Goal:
Copy out every record precisely.

[Entries with figure data]
----

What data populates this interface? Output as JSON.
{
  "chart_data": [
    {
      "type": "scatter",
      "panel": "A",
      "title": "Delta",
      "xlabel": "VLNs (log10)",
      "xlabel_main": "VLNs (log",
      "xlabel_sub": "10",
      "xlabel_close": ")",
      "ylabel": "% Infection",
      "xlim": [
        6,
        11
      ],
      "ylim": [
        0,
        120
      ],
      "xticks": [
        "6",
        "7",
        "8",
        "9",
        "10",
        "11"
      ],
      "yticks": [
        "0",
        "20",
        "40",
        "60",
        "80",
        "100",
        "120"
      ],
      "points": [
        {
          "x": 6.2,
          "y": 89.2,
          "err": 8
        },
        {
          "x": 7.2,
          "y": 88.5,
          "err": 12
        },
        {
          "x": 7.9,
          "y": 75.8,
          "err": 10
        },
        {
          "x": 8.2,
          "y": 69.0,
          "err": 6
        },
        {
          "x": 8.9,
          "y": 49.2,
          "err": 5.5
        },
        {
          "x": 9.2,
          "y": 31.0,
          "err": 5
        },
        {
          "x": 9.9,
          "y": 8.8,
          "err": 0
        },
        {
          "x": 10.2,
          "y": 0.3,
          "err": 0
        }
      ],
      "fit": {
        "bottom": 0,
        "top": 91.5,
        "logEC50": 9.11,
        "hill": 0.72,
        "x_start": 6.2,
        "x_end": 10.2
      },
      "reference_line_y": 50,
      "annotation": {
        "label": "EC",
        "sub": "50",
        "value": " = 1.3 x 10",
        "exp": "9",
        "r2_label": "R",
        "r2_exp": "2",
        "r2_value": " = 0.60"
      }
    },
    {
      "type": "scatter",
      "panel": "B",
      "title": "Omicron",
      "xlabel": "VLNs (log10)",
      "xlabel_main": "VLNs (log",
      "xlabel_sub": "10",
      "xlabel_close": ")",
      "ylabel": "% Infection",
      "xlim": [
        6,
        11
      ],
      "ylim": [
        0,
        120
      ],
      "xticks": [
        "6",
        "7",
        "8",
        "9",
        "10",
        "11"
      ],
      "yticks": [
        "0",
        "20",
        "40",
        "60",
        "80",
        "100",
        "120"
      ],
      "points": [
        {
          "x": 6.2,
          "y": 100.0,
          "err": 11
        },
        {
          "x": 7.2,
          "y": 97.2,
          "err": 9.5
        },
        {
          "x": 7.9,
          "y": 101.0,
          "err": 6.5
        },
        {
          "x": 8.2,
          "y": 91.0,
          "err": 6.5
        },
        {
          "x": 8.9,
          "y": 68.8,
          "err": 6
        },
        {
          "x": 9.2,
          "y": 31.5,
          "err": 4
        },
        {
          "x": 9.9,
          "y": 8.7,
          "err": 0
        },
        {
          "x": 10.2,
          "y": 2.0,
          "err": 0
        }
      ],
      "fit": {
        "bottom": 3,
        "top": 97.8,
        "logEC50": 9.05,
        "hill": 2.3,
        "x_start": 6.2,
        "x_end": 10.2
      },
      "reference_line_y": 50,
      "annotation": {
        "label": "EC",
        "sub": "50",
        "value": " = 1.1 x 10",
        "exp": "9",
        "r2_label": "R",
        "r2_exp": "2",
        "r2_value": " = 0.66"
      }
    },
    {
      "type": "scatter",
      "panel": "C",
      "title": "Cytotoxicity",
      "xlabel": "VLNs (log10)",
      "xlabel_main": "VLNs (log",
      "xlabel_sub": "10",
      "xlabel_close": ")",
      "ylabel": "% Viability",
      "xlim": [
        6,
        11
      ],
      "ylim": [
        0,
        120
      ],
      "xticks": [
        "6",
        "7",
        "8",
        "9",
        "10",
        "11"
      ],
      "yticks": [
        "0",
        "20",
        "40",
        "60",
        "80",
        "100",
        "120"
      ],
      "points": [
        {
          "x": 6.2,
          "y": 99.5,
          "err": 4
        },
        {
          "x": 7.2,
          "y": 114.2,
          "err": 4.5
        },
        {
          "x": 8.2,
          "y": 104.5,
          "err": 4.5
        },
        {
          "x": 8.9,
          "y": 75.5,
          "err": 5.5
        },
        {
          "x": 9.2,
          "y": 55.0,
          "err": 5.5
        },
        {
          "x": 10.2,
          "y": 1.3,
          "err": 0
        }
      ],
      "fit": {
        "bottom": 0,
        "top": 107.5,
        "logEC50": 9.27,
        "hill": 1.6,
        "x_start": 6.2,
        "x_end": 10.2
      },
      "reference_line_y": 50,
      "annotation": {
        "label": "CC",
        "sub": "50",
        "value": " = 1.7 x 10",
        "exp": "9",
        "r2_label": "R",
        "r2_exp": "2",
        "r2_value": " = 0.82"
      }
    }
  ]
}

----

Result:
What data populates this interface? Output as JSON.
{
  "chart_data": [
    {
      "type": "scatter",
      "panel": "A",
      "title": "Delta",
      "xlabel": "VLNs (log10)",
      "xlabel_main": "VLNs (log",
      "xlabel_sub": "10",
      "xlabel_close": ")",
      "ylabel": "% Infection",
      "xlim": [
        6,
        11
      ],
      "ylim": [
        0,
        120
      ],
      "xticks": [
        "6",
        "7",
        "8",
        "9",
        "10",
        "11"
      ],
      "yticks": [
        "0",
        "20",
        "40",
        "60",
        "80",
        "100",
        "120"
      ],
      "points": [
        {
          "x": 6.2,
          "y": 89.2,
          "err": 8
        },
        {
          "x": 7.2,
          "y": 88.5,
          "err": 12
        },
        {
          "x": 7.9,
          "y": 75.8,
          "err": 10
        },
        {
          "x": 8.2,
          "y": 69.0,
          "err": 6
        },
        {
          "x": 8.9,
          "y": 49.2,
          "err": 5.5
        },
        {
          "x": 9.2,
          "y": 31.0,
          "err": 5
        },
        {
          "x": 9.9,
          "y": 8.8,
          "err": 0
        },
        {
          "x": 10.2,
          "y": 0.3,
          "err": 0
        }
      ],
      "fit": {
        "bottom": 0,
        "top": 91.5,
        "logEC50": 9.11,
        "hill": 0.72,
        "x_start": 6.2,
        "x_end": 10.2
      },
      "reference_line_y": 50,
      "annotation": {
        "label": "EC",
        "sub": "50",
        "value": " = 1.3 x 10",
        "exp": "9",
        "r2_label": "R",
        "r2_exp": "2",
        "r2_value": " = 0.60"
      }
    },
    {
      "type": "scatter",
      "panel": "B",
      "title": "Omicron",
      "xlabel": "VLNs (log10)",
      "xlabel_main": "VLNs (log",
      "xlabel_sub": "10",
      "xlabel_close": ")",
      "ylabel": "% Infection",
      "xlim": [
        6,
        11
      ],
      "ylim": [
        0,
        120
      ],
      "xticks": [
        "6",
        "7",
        "8",
        "9",
        "10",
        "11"
      ],
      "yticks": [
        "0",
        "20",
        "40",
        "60",
        "80",
        "100",
        "120"
      ],
      "points": [
        {
          "x": 6.2,
          "y": 100.0,
          "err": 11
        },
        {
          "x": 7.2,
          "y": 97.2,
          "err": 9.5
        },
        {
          "x": 7.9,
          "y": 101.0,
          "err": 6.5
        },
        {
          "x": 8.2,
          "y": 91.0,
          "err": 6.5
        },
        {
          "x": 8.9,
          "y": 68.8,
          "err": 6
        },
        {
          "x": 9.2,
          "y": 31.5,
          "err": 4
        },
        {
          "x": 9.9,
          "y": 8.7,
          "err": 0
        },
        {
          "x": 10.2,
          "y": 2.0,
          "err": 0
        }
      ],
      "fit": {
        "bottom": 3,
        "top": 97.8,
        "logEC50": 9.05,
        "hill": 2.3,
        "x_start": 6.2,
        "x_end": 10.2
      },
      "reference_line_y": 50,
      "annotation": {
        "label": "EC",
        "sub": "50",
        "value": " = 1.1 x 10",
        "exp": "9",
        "r2_label": "R",
        "r2_exp": "2",
        "r2_value": " = 0.66"
      }
    },
    {
      "type": "scatter",
      "panel": "C",
      "title": "Cytotoxicity",
      "xlabel": "VLNs (log10)",
      "xlabel_main": "VLNs (log",
      "xlabel_sub": "10",
      "xlabel_close": ")",
      "ylabel": "% Viability",
      "xlim": [
        6,
        11
      ],
      "ylim": [
        0,
        120
      ],
      "xticks": [
        "6",
        "7",
        "8",
        "9",
        "10",
        "11"
      ],
      "yticks": [
        "0",
        "20",
        "40",
        "60",
        "80",
        "100",
        "120"
      ],
      "points": [
        {
          "x": 6.2,
          "y": 99.5,
          "err": 4
        },
        {
          "x": 7.2,
          "y": 114.2,
          "err": 4.5
        },
        {
          "x": 8.2,
          "y": 104.5,
          "err": 4.5
        },
        {
          "x": 8.9,
          "y": 75.5,
          "err": 5.5
        },
        {
          "x": 9.2,
          "y": 55.0,
          "err": 5.5
        },
        {
          "x": 10.2,
          "y": 1.3,
          "err": 0
        }
      ],
      "fit": {
        "bottom": 0,
        "top": 107.5,
        "logEC50": 9.27,
        "hill": 1.6,
        "x_start": 6.2,
        "x_end": 10.2
      },
      "reference_line_y": 50,
      "annotation": {
        "label": "CC",
        "sub": "50",
        "value": " = 1.7 x 10",
        "exp": "9",
        "r2_label": "R",
        "r2_exp": "2",
        "r2_value": " = 0.82"
      }
    }
  ]
}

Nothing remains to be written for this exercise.